▸ **Records for this task**
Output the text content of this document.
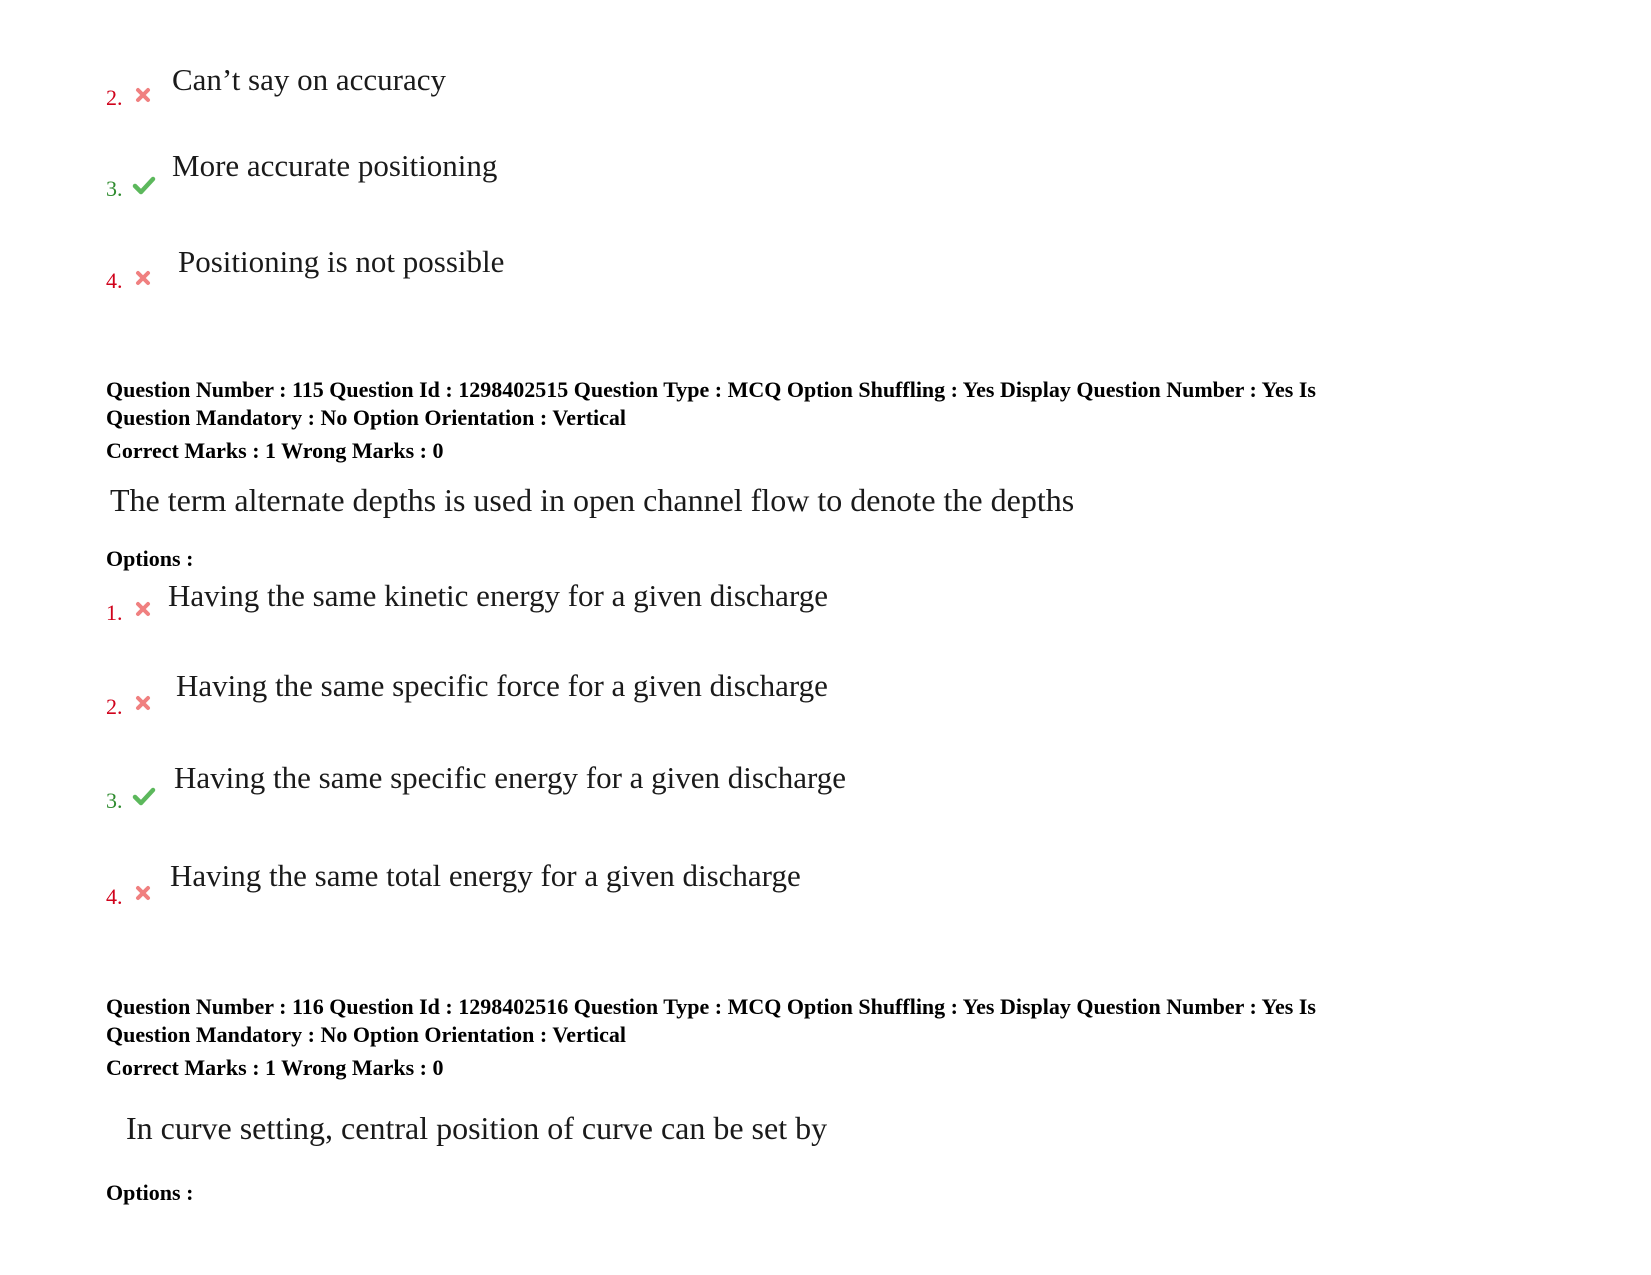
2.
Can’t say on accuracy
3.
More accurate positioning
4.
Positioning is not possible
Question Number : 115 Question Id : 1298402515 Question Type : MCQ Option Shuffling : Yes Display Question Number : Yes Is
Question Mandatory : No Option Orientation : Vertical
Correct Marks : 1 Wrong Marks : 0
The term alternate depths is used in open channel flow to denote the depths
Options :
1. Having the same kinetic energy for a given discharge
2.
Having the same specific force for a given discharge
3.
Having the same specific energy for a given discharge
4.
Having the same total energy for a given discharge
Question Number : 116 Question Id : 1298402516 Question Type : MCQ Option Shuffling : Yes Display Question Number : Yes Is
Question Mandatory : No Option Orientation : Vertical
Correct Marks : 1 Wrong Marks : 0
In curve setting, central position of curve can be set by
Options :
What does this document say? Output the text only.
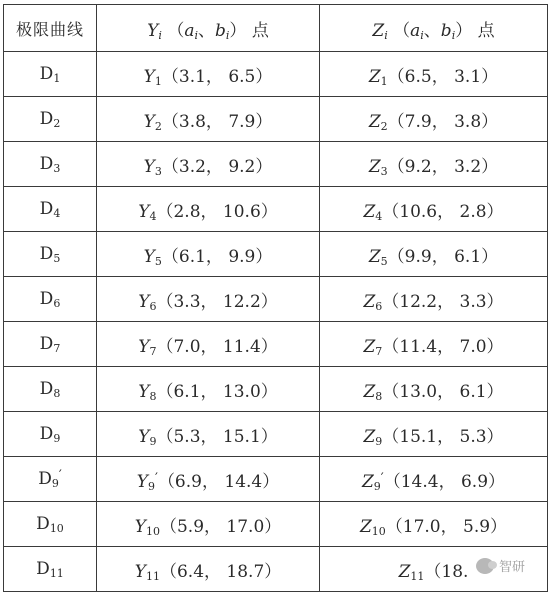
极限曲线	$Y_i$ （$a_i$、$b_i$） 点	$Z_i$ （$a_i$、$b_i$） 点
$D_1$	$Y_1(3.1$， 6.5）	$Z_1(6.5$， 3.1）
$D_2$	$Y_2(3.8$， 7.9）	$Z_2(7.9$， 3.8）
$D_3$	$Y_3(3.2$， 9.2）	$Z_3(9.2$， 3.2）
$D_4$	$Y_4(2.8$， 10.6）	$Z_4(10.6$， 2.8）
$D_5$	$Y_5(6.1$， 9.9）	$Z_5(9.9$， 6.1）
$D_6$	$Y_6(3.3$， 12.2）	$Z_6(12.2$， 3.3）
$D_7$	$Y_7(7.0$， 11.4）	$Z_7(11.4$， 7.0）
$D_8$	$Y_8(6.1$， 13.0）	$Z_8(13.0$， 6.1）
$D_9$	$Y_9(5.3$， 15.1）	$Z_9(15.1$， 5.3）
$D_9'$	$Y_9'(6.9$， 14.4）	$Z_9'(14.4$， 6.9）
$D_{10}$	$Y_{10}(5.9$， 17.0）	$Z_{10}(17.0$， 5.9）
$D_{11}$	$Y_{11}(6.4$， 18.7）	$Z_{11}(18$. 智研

▸ **What you will do**
Reproduce all of the data exactly, omitting each picture it holds.

▸ **Response to the task**
Output the text content of this document.
2.
Can’t say on accuracy
3.
More accurate positioning
4.
Positioning is not possible
Question Number : 115 Question Id : 1298402515 Question Type : MCQ Option Shuffling : Yes Display Question Number : Yes Is
Question Mandatory : No Option Orientation : Vertical
Correct Marks : 1 Wrong Marks : 0
The term alternate depths is used in open channel flow to denote the depths
Options :
1. Having the same kinetic energy for a given discharge
2.
Having the same specific force for a given discharge
3.
Having the same specific energy for a given discharge
4.
Having the same total energy for a given discharge
Question Number : 116 Question Id : 1298402516 Question Type : MCQ Option Shuffling : Yes Display Question Number : Yes Is
Question Mandatory : No Option Orientation : Vertical
Correct Marks : 1 Wrong Marks : 0
In curve setting, central position of curve can be set by
Options :
What does this document say? Output the text only.
极限曲线	$Y_i$ （$a_i$、$b_i$） 点	$Z_i$ （$a_i$、$b_i$） 点
$D_1$	$Y_1(3.1$， 6.5）	$Z_1(6.5$， 3.1）
$D_2$	$Y_2(3.8$， 7.9）	$Z_2(7.9$， 3.8）
$D_3$	$Y_3(3.2$， 9.2）	$Z_3(9.2$， 3.2）
$D_4$	$Y_4(2.8$， 10.6）	$Z_4(10.6$， 2.8）
$D_5$	$Y_5(6.1$， 9.9）	$Z_5(9.9$， 6.1）
$D_6$	$Y_6(3.3$， 12.2）	$Z_6(12.2$， 3.3）
$D_7$	$Y_7(7.0$， 11.4）	$Z_7(11.4$， 7.0）
$D_8$	$Y_8(6.1$， 13.0）	$Z_8(13.0$， 6.1）
$D_9$	$Y_9(5.3$， 15.1）	$Z_9(15.1$， 5.3）
$D_9'$	$Y_9'(6.9$， 14.4）	$Z_9'(14.4$， 6.9）
$D_{10}$	$Y_{10}(5.9$， 17.0）	$Z_{10}(17.0$， 5.9）
$D_{11}$	$Y_{11}(6.4$， 18.7）	$Z_{11}(18$. 智研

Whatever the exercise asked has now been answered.